(To be done):
Return the listing word for word, as given.

(Stored rows):
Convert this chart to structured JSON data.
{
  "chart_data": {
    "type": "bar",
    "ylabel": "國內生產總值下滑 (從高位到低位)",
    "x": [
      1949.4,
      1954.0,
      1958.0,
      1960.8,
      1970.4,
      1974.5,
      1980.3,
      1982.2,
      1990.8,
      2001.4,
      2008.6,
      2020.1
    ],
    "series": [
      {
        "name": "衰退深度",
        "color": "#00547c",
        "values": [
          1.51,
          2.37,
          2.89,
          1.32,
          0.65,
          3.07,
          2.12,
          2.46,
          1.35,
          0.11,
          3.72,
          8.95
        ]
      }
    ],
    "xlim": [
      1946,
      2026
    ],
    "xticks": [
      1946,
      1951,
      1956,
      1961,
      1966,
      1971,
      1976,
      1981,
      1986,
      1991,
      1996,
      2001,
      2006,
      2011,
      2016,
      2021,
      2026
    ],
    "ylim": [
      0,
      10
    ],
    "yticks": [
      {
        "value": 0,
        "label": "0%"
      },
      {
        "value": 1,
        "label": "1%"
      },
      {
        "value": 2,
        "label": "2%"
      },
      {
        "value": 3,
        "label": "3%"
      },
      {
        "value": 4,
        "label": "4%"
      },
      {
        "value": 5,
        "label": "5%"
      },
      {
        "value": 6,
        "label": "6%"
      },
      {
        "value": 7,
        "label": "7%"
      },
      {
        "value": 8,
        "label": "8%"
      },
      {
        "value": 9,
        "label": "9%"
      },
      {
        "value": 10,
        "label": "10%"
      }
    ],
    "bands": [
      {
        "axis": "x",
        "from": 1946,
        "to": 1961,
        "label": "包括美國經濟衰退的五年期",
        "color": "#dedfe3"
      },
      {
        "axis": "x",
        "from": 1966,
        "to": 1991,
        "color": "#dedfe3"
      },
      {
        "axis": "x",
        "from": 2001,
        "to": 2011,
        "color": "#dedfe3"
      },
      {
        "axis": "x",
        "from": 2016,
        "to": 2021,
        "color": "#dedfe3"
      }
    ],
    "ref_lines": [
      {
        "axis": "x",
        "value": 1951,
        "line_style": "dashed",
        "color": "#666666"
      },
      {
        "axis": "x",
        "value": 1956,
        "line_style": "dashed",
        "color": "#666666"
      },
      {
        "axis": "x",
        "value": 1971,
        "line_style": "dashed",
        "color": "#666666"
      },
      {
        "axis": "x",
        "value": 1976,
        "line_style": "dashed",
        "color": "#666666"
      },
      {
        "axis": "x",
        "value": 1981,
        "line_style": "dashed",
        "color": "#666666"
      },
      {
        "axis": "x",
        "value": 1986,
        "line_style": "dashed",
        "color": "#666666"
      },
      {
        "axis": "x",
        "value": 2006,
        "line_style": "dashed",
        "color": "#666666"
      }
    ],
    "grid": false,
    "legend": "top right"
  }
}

(Correct response):
Convert this chart to structured JSON data.
{
  "chart_data": {
    "type": "bar",
    "ylabel": "國內生產總值下滑 (從高位到低位)",
    "x": [
      1949.4,
      1954.0,
      1958.0,
      1960.8,
      1970.4,
      1974.5,
      1980.3,
      1982.2,
      1990.8,
      2001.4,
      2008.6,
      2020.1
    ],
    "series": [
      {
        "name": "衰退深度",
        "color": "#00547c",
        "values": [
          1.51,
          2.37,
          2.89,
          1.32,
          0.65,
          3.07,
          2.12,
          2.46,
          1.35,
          0.11,
          3.72,
          8.95
        ]
      }
    ],
    "xlim": [
      1946,
      2026
    ],
    "xticks": [
      1946,
      1951,
      1956,
      1961,
      1966,
      1971,
      1976,
      1981,
      1986,
      1991,
      1996,
      2001,
      2006,
      2011,
      2016,
      2021,
      2026
    ],
    "ylim": [
      0,
      10
    ],
    "yticks": [
      {
        "value": 0,
        "label": "0%"
      },
      {
        "value": 1,
        "label": "1%"
      },
      {
        "value": 2,
        "label": "2%"
      },
      {
        "value": 3,
        "label": "3%"
      },
      {
        "value": 4,
        "label": "4%"
      },
      {
        "value": 5,
        "label": "5%"
      },
      {
        "value": 6,
        "label": "6%"
      },
      {
        "value": 7,
        "label": "7%"
      },
      {
        "value": 8,
        "label": "8%"
      },
      {
        "value": 9,
        "label": "9%"
      },
      {
        "value": 10,
        "label": "10%"
      }
    ],
    "bands": [
      {
        "axis": "x",
        "from": 1946,
        "to": 1961,
        "label": "包括美國經濟衰退的五年期",
        "color": "#dedfe3"
      },
      {
        "axis": "x",
        "from": 1966,
        "to": 1991,
        "color": "#dedfe3"
      },
      {
        "axis": "x",
        "from": 2001,
        "to": 2011,
        "color": "#dedfe3"
      },
      {
        "axis": "x",
        "from": 2016,
        "to": 2021,
        "color": "#dedfe3"
      }
    ],
    "ref_lines": [
      {
        "axis": "x",
        "value": 1951,
        "line_style": "dashed",
        "color": "#666666"
      },
      {
        "axis": "x",
        "value": 1956,
        "line_style": "dashed",
        "color": "#666666"
      },
      {
        "axis": "x",
        "value": 1971,
        "line_style": "dashed",
        "color": "#666666"
      },
      {
        "axis": "x",
        "value": 1976,
        "line_style": "dashed",
        "color": "#666666"
      },
      {
        "axis": "x",
        "value": 1981,
        "line_style": "dashed",
        "color": "#666666"
      },
      {
        "axis": "x",
        "value": 1986,
        "line_style": "dashed",
        "color": "#666666"
      },
      {
        "axis": "x",
        "value": 2006,
        "line_style": "dashed",
        "color": "#666666"
      }
    ],
    "grid": false,
    "legend": "top right"
  }
}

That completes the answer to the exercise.